SHORT TASK ->
Each line of the listing that contains the word "inferiori" is to be copied.

RECORDS FOR THIS TASK ->
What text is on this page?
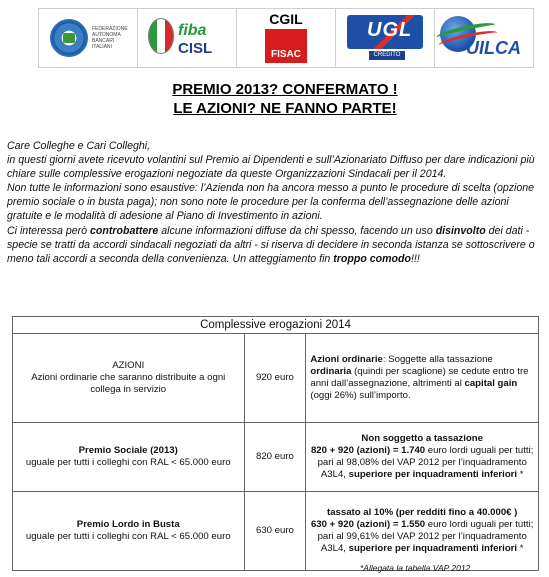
FEDERAZIONE AUTONOMA BANCARI ITALIANI
fiba
CISL
CGIL
FISAC
UGL
CREDITO	UILCA
PREMIO 2013? CONFERMATO !
LE AZIONI? NE FANNO PARTE!

Care Colleghe e Cari Colleghi,

in questi giorni avete ricevuto volantini sul Premio ai Dipendenti e sull’Azionariato Diffuso per dare indicazioni più chiare sulle complessive erogazioni negoziate da queste Organizzazioni Sindacali per il 2014.

Non tutte le informazioni sono esaustive: l’Azienda non ha ancora messo a punto le procedure di scelta (opzione premio sociale o in busta paga); non sono note le procedure per la conferma dell’assegnazione delle azioni gratuite e le modalità di adesione al Piano di Investimento in azioni.

Ci interessa però controbattere alcune informazioni diffuse da chi spesso, facendo un uso disinvolto dei dati - specie se tratti da accordi sindacali negoziati da altri - si riserva di decidere in seconda istanza se sottoscrivere o meno tali accordi a seconda della convenienza. Un atteggiamento fin troppo comodo!!!

Complessive erogazioni 2014		

AZIONI
Azioni ordinarie che saranno distribuite a ogni collega in servizio	920 euro	Azioni ordinarie: Soggette alla tassazione ordinaria (quindi per scaglione) se cedute entro tre anni dall’assegnazione, altrimenti al capital gain (oggi 26%) sull’importo.

Premio Sociale (2013)
uguale per tutti i colleghi con RAL < 65.000 euro	820 euro	Non soggetto a tassazione
820 + 920 (azioni) = 1.740 euro lordi uguali per tutti;
pari al 98,08% del VAP 2012 per l’inquadramento A3L4, superiore per inquadramenti inferiori *

Premio Lordo in Busta
uguale per tutti i colleghi con RAL < 65.000 euro	630 euro	tassato al 10% (per redditi fino a 40.000€ )
630 + 920 (azioni) = 1.550 euro lordi uguali per tutti;
pari al 99,61% del VAP 2012 per l’inquadramento A3L4, superiore per inquadramenti inferiori *
*Allegata la tabella VAP 2012
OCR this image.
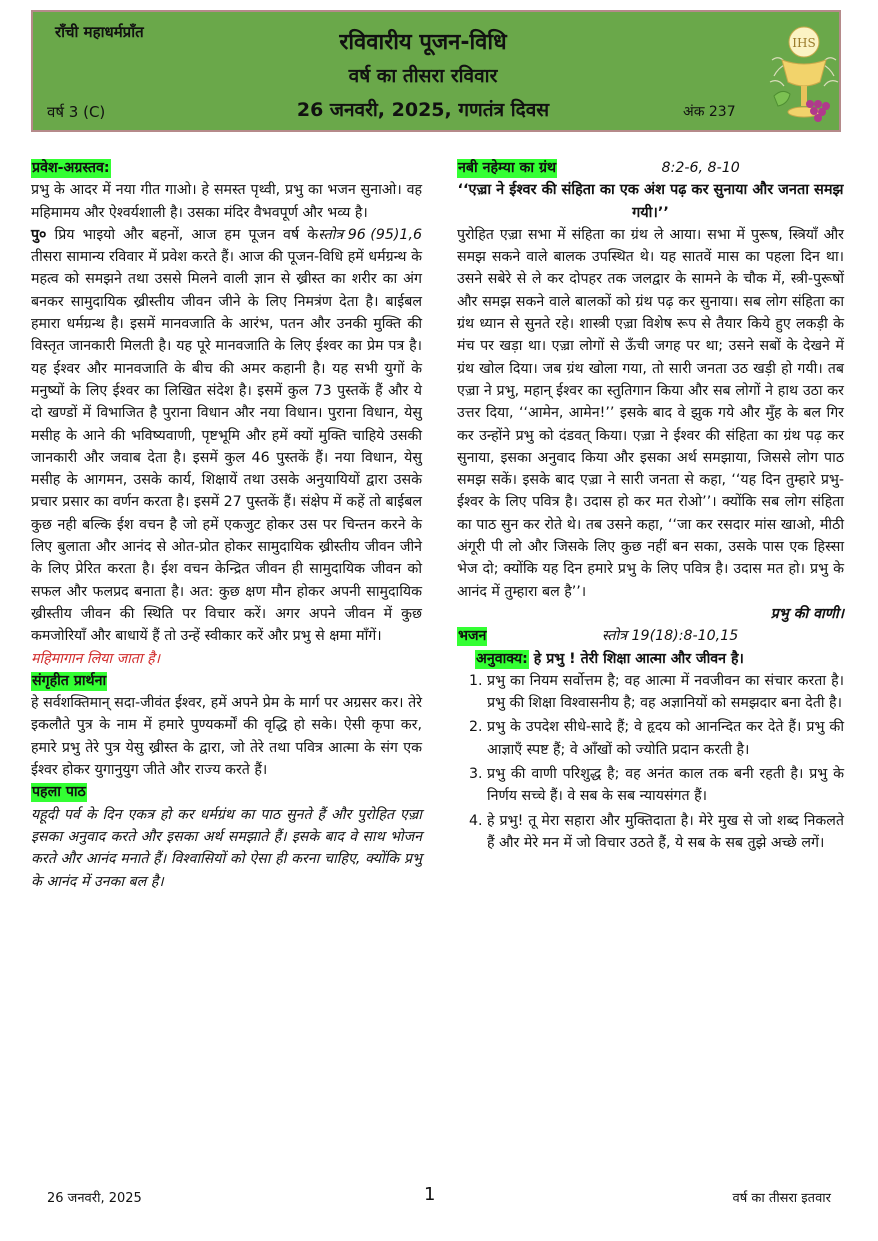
राँची महाधर्मप्राँत	रविवारीय पूजन-विधि
वर्ष का तीसरा रविवार
26 जनवरी, 2025, गणतंत्र दिवस
वर्ष 3 (C)	अंक 237
IHS
प्रवेश-अग्रस्तव:

प्रभु के आदर में नया गीत गाओ। हे समस्त पृथ्वी, प्रभु का भजन सुनाओ। वह महिमामय और ऐश्वर्यशाली है। उसका मंदिर वैभवपूर्ण और भव्य है।
स्तोत्र 96 (95)1,6

पु० प्रिय भाइयो और बहनों, आज हम पूजन वर्ष के तीसरा सामान्य रविवार में प्रवेश करते हैं। आज की पूजन-विधि हमें धर्मग्रन्थ के महत्व को समझने तथा उससे मिलने वाली ज्ञान से ख्रीस्त का शरीर का अंग बनकर सामुदायिक ख्रीस्तीय जीवन जीने के लिए निमत्रंण देता है। बाईबल हमारा धर्मग्रन्थ है। इसमें मानवजाति के आरंभ, पतन और उनकी मुक्ति की विस्तृत जानकारी मिलती है। यह पूरे मानवजाति के लिए ईश्वर का प्रेम पत्र है। यह ईश्वर और मानवजाति के बीच की अमर कहानी है। यह सभी युगों के मनुष्यों के लिए ईश्वर का लिखित संदेश है। इसमें कुल 73 पुस्तकें हैं और ये दो खण्डों में विभाजित है पुराना विधान और नया विधान। पुराना विधान, येसु मसीह के आने की भविष्यवाणी, पृष्टभूमि और हमें क्यों मुक्ति चाहिये उसकी जानकारी और जवाब देता है। इसमें कुल 46 पुस्तकें हैं। नया विधान, येसु मसीह के आगमन, उसके कार्य, शिक्षायें तथा उसके अनुयायियों द्वारा उसके प्रचार प्रसार का वर्णन करता है। इसमें 27 पुस्तकें हैं। संक्षेप में कहें तो बाईबल कुछ नही बल्कि ईश वचन है जो हमें एकजुट होकर उस पर चिन्तन करने के लिए बुलाता और आनंद से ओत-प्रोत होकर सामुदायिक ख्रीस्तीय जीवन जीने के लिए प्रेरित करता है। ईश वचन केन्द्रित जीवन ही सामुदायिक जीवन को सफल और फलप्रद बनाता है। अत: कुछ क्षण मौन होकर अपनी सामुदायिक ख्रीस्तीय जीवन की स्थिति पर विचार करें। अगर अपने जीवन में कुछ कमजोरियाँ और बाधायें हैं तो उन्हें स्वीकार करें और प्रभु से क्षमा माँगें।

महिमागान लिया जाता है।
संगृहीत प्रार्थना

हे सर्वशक्तिमान् सदा-जीवंत ईश्वर, हमें अपने प्रेम के मार्ग पर अग्रसर कर। तेरे इकलौते पुत्र के नाम में हमारे पुण्यकर्मों की वृद्धि हो सके। ऐसी कृपा कर, हमारे प्रभु तेरे पुत्र येसु ख्रीस्त के द्वारा, जो तेरे तथा पवित्र आत्मा के संग एक ईश्वर होकर युगानुयुग जीते और राज्य करते हैं।

पहला पाठ

यहूदी पर्व के दिन एकत्र हो कर धर्मग्रंथ का पाठ सुनते हैं और पुरोहित एज़्रा इसका अनुवाद करते और इसका अर्थ समझाते हैं। इसके बाद वे साथ भोजन करते और आनंद मनाते हैं। विश्वासियों को ऐसा ही करना चाहिए, क्योंकि प्रभु के आनंद में उनका बल है।

नबी नहेम्या का ग्रंथ	8:2-6, 8-10
‘‘एज़्रा ने ईश्वर की संहिता का एक अंश पढ़ कर सुनाया और जनता समझ गयी।’’

पुरोहित एज़्रा सभा में संहिता का ग्रंथ ले आया। सभा में पुरूष, स्त्रियाँ और समझ सकने वाले बालक उपस्थित थे। यह सातवें मास का पहला दिन था। उसने सबेरे से ले कर दोपहर तक जलद्वार के सामने के चौक में, स्त्री-पुरूषों और समझ सकने वाले बालकों को ग्रंथ पढ़ कर सुनाया। सब लोग संहिता का ग्रंथ ध्यान से सुनते रहे। शास्त्री एज़्रा विशेष रूप से तैयार किये हुए लकड़ी के मंच पर खड़ा था। एज़्रा लोगों से ऊँची जगह पर था; उसने सबों के देखने में ग्रंथ खोल दिया। जब ग्रंथ खोला गया, तो सारी जनता उठ खड़ी हो गयी। तब एज़्रा ने प्रभु, महान् ईश्वर का स्तुतिगान किया और सब लोगों ने हाथ उठा कर उत्तर दिया, ‘‘आमेन, आमेन!’’ इसके बाद वे झुक गये और मुँह के बल गिर कर उन्होंने प्रभु को दंडवत् किया। एज़्रा ने ईश्वर की संहिता का ग्रंथ पढ़ कर सुनाया, इसका अनुवाद किया और इसका अर्थ समझाया, जिससे लोग पाठ समझ सकें। इसके बाद एज़्रा ने सारी जनता से कहा, ‘‘यह दिन तुम्हारे प्रभु-ईश्वर के लिए पवित्र है। उदास हो कर मत रोओ’’। क्योंकि सब लोग संहिता का पाठ सुन कर रोते थे। तब उसने कहा, ‘‘जा कर रसदार मांस खाओ, मीठी अंगूरी पी लो और जिसके लिए कुछ नहीं बन सका, उसके पास एक हिस्सा भेज दो; क्योंकि यह दिन हमारे प्रभु के लिए पवित्र है। उदास मत हो। प्रभु के आनंद में तुम्हारा बल है’’।

प्रभु की वाणी।
भजन	स्तोत्र 19(18):8-10,15
अनुवाक्य: हे प्रभु ! तेरी शिक्षा आत्मा और जीवन है।
1. प्रभु का नियम सर्वोत्तम है; वह आत्मा में नवजीवन का संचार करता है। प्रभु की शिक्षा विश्वासनीय है; वह अज्ञानियों को समझदार बना देती है।
2. प्रभु के उपदेश सीधे-सादे हैं; वे हृदय को आनन्दित कर देते हैं। प्रभु की आज्ञाएँ स्पष्ट हैं; वे आँखों को ज्योति प्रदान करती है।
3. प्रभु की वाणी परिशुद्ध है; वह अनंत काल तक बनी रहती है। प्रभु के निर्णय सच्चे हैं। वे सब के सब न्यायसंगत हैं।
4. हे प्रभु! तू मेरा सहारा और मुक्तिदाता है। मेरे मुख से जो शब्द निकलते हैं और मेरे मन में जो विचार उठते हैं, ये सब के सब तुझे अच्छे लगें।
26 जनवरी, 2025	1	वर्ष का तीसरा इतवार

IN RESPONSE ->
pari al 98,08% del VAP 2012 per l’inquadramento A3L4, superiore per inquadramenti inferiori *
pari al 99,61% del VAP 2012 per l’inquadramento A3L4, superiore per inquadramenti inferiori *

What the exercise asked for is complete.